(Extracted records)
+++

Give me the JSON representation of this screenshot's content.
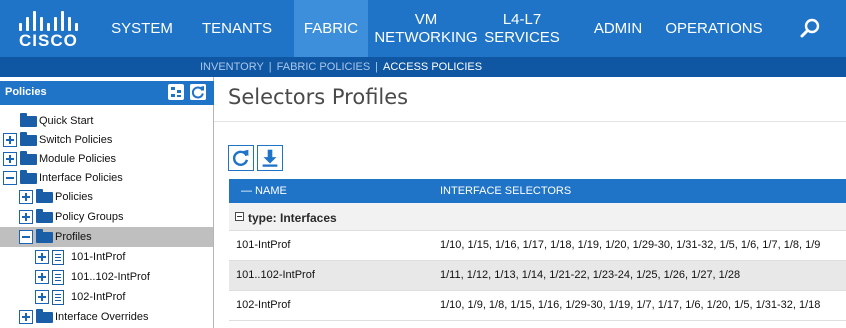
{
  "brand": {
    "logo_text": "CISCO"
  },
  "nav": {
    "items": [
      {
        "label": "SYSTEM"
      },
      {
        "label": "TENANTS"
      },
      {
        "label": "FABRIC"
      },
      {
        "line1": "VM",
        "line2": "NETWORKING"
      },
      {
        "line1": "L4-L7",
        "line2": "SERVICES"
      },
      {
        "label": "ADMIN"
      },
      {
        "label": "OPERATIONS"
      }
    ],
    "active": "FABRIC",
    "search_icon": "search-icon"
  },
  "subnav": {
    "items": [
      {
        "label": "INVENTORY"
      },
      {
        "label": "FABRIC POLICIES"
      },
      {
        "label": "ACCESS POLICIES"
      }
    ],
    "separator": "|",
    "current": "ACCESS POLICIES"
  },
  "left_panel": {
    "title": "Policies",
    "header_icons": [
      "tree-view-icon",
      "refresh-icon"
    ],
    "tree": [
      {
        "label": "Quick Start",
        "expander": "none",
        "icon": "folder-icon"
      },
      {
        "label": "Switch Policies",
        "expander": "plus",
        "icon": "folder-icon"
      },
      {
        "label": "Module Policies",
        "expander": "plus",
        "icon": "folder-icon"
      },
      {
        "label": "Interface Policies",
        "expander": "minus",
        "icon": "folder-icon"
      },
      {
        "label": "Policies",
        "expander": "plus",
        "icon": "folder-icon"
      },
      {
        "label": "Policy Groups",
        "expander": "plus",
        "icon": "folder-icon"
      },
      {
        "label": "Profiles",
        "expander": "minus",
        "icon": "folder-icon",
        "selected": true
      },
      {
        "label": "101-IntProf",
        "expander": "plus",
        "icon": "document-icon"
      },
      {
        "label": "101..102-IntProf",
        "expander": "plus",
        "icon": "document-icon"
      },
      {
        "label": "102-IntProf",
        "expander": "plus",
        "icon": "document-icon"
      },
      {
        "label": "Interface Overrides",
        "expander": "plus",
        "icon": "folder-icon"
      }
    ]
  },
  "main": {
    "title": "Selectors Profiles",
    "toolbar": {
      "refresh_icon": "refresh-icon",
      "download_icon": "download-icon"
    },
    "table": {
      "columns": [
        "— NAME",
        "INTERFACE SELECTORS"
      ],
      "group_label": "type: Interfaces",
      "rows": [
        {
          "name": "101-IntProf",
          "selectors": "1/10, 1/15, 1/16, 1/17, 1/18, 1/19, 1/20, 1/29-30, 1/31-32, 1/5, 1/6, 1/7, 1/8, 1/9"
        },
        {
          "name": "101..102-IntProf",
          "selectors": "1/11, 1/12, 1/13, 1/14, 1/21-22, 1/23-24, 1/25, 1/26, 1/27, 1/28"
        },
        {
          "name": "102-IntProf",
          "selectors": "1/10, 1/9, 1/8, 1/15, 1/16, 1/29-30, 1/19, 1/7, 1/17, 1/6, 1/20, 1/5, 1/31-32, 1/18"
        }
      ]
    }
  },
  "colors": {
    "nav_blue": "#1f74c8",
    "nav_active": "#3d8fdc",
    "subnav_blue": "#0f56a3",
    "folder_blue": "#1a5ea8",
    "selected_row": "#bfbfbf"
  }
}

+++

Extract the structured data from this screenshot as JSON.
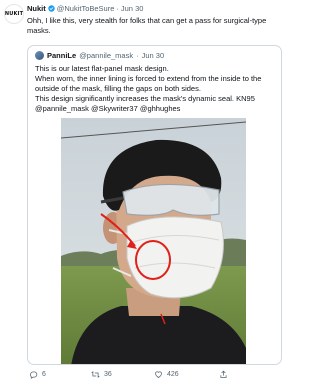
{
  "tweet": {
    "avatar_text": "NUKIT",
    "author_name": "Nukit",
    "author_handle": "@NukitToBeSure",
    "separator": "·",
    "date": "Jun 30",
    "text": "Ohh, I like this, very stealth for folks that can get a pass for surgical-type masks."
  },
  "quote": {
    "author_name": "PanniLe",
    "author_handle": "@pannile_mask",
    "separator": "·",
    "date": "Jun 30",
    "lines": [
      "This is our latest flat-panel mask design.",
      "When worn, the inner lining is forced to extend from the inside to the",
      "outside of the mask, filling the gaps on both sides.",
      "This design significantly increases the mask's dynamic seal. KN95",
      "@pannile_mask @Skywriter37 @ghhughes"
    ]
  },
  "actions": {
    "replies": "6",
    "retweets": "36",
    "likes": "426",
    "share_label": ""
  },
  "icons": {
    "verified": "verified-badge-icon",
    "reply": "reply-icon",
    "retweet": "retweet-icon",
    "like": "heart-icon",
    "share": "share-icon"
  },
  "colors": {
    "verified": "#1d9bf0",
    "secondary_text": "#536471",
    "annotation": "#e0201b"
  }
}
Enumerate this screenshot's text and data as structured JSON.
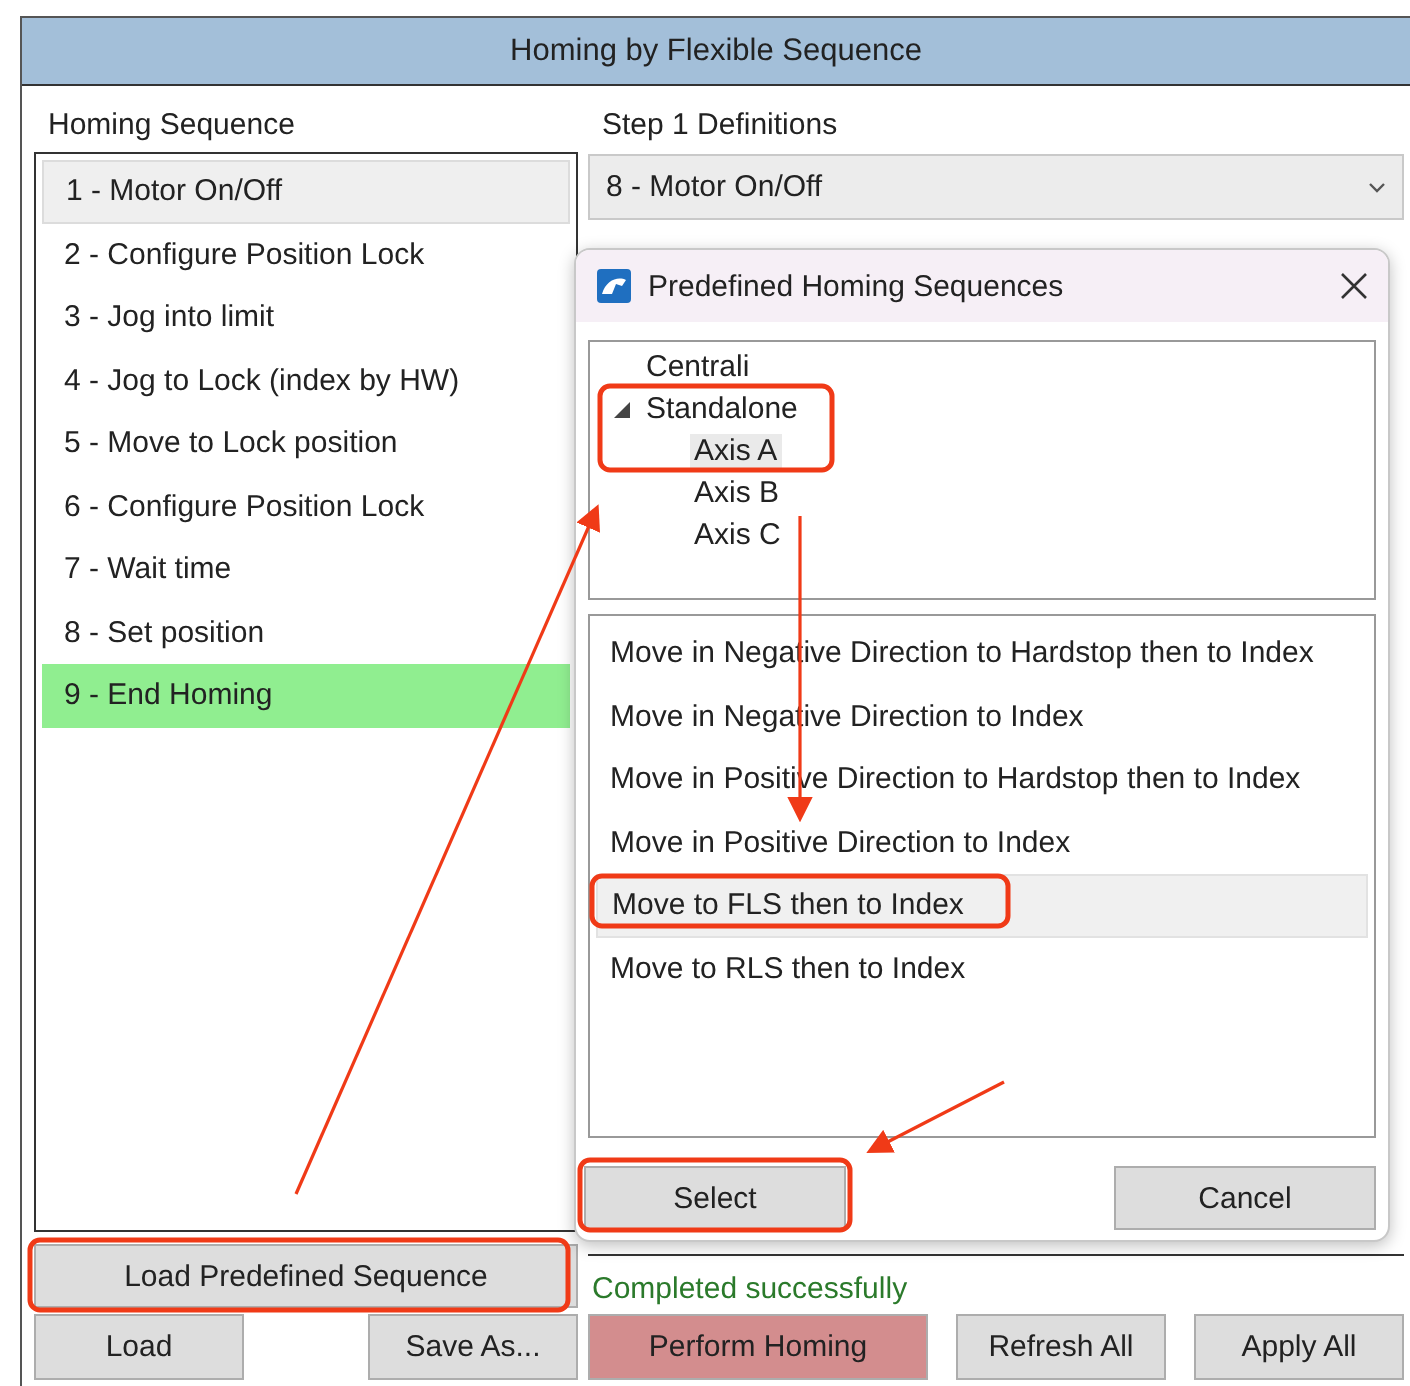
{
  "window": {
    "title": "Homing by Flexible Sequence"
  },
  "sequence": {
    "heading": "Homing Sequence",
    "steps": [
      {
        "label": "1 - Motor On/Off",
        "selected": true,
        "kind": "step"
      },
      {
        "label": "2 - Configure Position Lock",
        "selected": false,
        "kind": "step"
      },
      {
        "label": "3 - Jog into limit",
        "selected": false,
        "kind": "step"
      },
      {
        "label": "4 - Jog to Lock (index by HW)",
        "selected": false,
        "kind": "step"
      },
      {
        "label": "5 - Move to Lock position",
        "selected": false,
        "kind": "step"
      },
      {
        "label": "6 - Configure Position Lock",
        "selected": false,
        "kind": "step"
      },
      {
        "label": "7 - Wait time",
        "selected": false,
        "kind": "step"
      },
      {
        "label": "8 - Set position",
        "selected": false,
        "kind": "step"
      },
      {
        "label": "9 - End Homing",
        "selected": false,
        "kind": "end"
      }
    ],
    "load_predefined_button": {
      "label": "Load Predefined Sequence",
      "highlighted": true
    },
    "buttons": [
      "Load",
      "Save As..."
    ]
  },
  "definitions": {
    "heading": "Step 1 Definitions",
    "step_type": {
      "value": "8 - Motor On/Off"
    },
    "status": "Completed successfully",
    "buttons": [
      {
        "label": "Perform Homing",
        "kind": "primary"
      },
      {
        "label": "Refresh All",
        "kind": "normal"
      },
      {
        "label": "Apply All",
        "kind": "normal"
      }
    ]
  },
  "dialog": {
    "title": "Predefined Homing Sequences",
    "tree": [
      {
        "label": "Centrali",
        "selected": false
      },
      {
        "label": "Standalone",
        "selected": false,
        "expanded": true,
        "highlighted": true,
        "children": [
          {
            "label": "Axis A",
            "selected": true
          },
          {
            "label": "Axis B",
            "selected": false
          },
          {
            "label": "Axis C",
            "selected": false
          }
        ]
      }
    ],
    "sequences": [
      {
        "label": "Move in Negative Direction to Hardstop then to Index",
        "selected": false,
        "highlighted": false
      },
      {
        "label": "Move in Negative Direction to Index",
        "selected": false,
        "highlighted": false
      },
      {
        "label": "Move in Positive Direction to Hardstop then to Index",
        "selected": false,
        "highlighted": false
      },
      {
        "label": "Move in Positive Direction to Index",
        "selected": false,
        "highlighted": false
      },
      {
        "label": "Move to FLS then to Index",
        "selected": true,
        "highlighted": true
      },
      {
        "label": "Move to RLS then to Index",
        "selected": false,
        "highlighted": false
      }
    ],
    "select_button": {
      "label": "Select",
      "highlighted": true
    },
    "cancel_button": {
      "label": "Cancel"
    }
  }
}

+++

Written instruction
Find the lines containing "structured" and pull them out.

Exercise output
Extract the structured data from this screenshot as JSON.
Enumerate this screenshot's text and data as structured JSON.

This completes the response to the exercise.